● **Extracts from a graphics dataset**:
***

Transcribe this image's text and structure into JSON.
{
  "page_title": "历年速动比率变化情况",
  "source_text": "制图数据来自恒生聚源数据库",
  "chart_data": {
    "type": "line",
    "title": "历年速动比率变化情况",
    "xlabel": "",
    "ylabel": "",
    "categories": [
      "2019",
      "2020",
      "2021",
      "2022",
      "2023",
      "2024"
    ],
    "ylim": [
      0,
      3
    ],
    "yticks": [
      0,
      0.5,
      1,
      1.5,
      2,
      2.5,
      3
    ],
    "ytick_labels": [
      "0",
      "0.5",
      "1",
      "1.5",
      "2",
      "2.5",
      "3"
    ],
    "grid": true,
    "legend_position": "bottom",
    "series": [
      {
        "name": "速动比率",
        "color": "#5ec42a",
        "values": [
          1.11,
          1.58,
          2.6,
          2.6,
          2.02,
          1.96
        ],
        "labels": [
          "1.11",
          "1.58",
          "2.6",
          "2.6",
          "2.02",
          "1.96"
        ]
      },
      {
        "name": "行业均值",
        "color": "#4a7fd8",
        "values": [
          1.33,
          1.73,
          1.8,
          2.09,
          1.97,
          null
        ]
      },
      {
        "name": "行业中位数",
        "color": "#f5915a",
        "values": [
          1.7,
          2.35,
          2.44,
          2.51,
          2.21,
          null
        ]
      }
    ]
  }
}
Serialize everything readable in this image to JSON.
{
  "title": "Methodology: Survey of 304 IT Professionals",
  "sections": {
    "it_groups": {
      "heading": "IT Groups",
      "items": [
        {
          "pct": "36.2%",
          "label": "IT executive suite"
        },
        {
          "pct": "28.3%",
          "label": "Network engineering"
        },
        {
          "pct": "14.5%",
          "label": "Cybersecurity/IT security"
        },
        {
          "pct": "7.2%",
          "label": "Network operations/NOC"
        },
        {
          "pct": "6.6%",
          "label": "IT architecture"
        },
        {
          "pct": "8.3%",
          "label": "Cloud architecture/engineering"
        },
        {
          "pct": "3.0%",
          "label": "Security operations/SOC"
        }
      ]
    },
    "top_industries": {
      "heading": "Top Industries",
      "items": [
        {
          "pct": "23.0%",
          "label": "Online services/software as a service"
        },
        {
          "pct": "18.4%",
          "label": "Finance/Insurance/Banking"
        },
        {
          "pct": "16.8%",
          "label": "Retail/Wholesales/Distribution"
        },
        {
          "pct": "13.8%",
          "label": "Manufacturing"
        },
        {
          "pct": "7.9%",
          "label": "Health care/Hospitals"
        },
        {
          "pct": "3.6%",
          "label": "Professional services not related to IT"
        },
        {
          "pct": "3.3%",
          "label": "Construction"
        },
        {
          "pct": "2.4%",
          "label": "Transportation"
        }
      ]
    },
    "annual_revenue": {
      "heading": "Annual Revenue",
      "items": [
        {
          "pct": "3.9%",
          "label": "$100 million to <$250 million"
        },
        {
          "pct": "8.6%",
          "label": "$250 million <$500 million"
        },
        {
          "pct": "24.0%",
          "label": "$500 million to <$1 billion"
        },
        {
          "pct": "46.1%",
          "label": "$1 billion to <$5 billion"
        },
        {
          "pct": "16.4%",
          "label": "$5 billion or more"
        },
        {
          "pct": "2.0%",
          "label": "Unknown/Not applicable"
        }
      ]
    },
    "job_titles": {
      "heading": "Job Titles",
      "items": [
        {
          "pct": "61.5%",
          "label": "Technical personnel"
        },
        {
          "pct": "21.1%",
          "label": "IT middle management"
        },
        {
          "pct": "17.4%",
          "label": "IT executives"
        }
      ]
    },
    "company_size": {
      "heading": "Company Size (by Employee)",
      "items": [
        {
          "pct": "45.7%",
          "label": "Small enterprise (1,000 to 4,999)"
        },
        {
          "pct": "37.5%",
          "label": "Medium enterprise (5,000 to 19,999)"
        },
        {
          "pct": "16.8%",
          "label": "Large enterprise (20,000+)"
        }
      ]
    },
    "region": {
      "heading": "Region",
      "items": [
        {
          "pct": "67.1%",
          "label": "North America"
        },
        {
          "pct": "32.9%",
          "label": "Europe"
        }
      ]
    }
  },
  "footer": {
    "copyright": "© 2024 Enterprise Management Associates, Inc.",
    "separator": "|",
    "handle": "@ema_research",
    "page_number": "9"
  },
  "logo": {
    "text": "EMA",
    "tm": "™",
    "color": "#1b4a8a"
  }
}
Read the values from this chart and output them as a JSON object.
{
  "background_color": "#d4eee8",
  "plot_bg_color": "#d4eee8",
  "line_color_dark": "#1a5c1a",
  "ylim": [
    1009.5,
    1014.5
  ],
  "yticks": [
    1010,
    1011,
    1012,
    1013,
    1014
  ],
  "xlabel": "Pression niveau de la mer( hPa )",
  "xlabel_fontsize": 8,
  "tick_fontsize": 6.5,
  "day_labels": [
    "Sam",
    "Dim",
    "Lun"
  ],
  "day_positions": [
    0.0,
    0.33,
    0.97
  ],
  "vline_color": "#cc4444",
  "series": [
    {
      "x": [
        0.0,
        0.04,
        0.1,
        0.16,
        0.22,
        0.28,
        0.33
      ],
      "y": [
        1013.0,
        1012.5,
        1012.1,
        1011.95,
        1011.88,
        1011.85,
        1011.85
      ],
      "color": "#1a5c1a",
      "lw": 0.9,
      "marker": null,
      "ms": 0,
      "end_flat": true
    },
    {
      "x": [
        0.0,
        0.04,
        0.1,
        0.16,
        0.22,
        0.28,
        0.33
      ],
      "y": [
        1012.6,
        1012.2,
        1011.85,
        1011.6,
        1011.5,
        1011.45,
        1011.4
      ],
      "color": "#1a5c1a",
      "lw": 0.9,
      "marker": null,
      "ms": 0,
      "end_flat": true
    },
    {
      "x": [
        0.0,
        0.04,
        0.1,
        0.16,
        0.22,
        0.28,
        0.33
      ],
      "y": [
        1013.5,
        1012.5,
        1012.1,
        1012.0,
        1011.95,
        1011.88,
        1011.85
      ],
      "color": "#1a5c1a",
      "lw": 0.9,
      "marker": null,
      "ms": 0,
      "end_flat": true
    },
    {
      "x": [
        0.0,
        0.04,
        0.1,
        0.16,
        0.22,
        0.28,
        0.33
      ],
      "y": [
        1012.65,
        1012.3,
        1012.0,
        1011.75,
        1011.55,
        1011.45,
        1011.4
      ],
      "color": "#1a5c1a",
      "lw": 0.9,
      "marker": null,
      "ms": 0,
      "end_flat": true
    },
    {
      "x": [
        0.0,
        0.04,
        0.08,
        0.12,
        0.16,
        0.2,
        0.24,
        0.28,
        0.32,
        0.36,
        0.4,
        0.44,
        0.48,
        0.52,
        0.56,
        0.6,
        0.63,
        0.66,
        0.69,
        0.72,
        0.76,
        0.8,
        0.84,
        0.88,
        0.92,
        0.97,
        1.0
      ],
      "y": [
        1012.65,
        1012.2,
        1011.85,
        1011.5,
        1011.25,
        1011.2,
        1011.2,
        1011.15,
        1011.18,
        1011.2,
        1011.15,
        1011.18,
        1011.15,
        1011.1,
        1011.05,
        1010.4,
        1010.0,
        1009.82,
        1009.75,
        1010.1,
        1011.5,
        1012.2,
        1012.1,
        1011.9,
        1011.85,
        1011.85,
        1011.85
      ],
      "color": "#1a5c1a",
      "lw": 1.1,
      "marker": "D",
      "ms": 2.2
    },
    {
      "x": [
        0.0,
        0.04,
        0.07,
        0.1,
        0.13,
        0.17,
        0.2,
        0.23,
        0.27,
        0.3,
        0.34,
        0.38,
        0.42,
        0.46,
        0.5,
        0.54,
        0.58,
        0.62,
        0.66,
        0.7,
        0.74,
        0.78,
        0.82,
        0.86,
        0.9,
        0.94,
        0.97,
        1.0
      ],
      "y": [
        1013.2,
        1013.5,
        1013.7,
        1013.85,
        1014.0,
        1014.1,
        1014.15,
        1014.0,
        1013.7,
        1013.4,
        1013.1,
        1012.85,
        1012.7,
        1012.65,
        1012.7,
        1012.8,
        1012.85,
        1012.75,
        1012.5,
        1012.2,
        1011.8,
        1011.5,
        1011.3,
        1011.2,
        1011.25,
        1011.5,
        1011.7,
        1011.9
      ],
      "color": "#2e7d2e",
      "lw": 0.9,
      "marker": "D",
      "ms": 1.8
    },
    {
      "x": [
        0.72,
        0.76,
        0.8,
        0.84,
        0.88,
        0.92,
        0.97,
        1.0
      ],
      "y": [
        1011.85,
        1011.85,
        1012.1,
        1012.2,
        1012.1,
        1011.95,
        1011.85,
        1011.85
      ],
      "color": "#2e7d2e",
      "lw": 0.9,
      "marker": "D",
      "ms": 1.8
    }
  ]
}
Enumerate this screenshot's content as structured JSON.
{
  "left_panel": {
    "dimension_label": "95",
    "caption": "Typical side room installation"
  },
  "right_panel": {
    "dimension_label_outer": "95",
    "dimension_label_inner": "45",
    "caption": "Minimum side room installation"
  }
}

***

Go through the material and copy out every line with "installation" in it.

● **RESULT BELOW**:
    "caption": "Typical side room installation"
    "caption": "Minimum side room installation"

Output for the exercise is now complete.